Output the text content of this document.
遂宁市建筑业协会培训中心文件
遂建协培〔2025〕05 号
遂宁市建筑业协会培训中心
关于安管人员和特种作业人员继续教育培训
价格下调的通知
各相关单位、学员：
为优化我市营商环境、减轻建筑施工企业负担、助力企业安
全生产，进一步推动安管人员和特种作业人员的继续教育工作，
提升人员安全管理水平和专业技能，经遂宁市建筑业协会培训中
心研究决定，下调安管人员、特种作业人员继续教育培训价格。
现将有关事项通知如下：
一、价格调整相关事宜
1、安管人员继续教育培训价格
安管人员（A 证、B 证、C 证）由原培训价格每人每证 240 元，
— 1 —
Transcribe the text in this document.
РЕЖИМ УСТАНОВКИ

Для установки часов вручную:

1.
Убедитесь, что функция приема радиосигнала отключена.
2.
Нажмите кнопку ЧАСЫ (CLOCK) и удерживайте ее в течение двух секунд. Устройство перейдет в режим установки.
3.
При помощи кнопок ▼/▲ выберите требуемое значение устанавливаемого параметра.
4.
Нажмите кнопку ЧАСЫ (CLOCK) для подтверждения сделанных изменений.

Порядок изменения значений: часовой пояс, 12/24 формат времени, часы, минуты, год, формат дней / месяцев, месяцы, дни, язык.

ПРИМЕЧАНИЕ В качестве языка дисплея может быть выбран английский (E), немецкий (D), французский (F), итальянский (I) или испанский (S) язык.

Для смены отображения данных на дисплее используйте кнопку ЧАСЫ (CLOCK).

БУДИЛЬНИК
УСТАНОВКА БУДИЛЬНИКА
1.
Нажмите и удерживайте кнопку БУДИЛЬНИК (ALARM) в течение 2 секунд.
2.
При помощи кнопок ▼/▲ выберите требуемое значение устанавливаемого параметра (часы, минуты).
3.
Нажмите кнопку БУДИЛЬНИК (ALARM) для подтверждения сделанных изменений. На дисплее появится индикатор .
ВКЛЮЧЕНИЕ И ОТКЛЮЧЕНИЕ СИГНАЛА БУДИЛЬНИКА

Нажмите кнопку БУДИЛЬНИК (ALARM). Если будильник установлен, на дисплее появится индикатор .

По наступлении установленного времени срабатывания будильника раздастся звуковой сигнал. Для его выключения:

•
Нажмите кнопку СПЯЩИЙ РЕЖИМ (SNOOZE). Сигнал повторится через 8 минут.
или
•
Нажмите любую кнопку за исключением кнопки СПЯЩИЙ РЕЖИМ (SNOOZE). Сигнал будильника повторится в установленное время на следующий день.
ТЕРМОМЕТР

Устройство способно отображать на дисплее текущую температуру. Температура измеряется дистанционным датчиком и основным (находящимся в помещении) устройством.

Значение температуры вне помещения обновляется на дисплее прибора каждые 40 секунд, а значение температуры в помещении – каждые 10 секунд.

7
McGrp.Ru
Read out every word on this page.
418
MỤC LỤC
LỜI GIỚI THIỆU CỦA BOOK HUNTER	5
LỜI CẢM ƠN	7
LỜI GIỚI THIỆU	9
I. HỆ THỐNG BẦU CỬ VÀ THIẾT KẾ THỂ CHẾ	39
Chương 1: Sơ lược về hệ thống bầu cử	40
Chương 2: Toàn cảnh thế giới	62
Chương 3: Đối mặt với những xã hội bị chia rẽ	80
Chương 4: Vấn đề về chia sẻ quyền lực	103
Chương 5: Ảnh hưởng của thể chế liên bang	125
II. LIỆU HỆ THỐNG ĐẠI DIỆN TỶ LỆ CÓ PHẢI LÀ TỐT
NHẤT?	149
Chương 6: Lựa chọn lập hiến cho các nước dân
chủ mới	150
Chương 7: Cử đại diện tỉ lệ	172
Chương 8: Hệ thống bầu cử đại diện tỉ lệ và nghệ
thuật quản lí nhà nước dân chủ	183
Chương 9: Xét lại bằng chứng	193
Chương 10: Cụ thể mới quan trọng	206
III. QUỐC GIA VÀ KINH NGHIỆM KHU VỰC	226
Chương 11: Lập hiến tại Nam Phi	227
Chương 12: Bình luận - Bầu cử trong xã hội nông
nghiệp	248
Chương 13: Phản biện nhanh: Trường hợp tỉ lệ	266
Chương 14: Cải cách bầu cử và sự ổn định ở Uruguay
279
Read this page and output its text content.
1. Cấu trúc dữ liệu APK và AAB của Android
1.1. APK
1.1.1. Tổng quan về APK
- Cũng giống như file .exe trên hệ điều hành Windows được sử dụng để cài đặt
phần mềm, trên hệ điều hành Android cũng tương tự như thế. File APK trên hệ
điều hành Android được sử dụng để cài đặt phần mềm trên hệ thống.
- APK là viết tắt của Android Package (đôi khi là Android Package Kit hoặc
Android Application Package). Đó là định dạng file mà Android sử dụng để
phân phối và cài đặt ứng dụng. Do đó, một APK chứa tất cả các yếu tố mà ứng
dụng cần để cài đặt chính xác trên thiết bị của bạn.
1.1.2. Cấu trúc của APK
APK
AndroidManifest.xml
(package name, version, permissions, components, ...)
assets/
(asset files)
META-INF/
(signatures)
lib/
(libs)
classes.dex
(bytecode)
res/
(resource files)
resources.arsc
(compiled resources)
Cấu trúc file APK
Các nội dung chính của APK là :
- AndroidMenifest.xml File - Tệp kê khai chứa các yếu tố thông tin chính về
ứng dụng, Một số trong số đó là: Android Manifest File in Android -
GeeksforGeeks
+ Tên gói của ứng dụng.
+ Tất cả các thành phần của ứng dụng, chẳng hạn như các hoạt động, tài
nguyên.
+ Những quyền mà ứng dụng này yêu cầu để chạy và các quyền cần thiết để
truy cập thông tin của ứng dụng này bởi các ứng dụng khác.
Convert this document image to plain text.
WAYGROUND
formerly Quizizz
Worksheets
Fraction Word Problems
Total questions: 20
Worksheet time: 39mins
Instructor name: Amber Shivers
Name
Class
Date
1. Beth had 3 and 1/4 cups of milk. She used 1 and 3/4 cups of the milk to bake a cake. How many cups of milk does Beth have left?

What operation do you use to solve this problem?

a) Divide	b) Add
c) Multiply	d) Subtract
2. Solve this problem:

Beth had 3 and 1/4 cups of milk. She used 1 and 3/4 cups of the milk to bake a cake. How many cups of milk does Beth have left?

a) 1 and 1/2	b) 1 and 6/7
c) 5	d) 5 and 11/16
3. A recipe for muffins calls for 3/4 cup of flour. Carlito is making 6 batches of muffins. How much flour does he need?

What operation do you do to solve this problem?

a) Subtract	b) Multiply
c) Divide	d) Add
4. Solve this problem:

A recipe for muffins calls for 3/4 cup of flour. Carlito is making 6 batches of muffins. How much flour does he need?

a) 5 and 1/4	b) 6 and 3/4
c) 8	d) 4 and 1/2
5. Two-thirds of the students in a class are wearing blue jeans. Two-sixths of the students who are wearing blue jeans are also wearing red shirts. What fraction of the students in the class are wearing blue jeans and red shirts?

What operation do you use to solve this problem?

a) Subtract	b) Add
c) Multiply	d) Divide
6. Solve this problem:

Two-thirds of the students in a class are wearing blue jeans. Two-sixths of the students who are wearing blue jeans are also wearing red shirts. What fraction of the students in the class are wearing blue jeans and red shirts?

> WHAT IS NEEDED: Give the number of lines in the records that contain the string "sixths", and nothing besides.

> SOLUTION BELOW: 2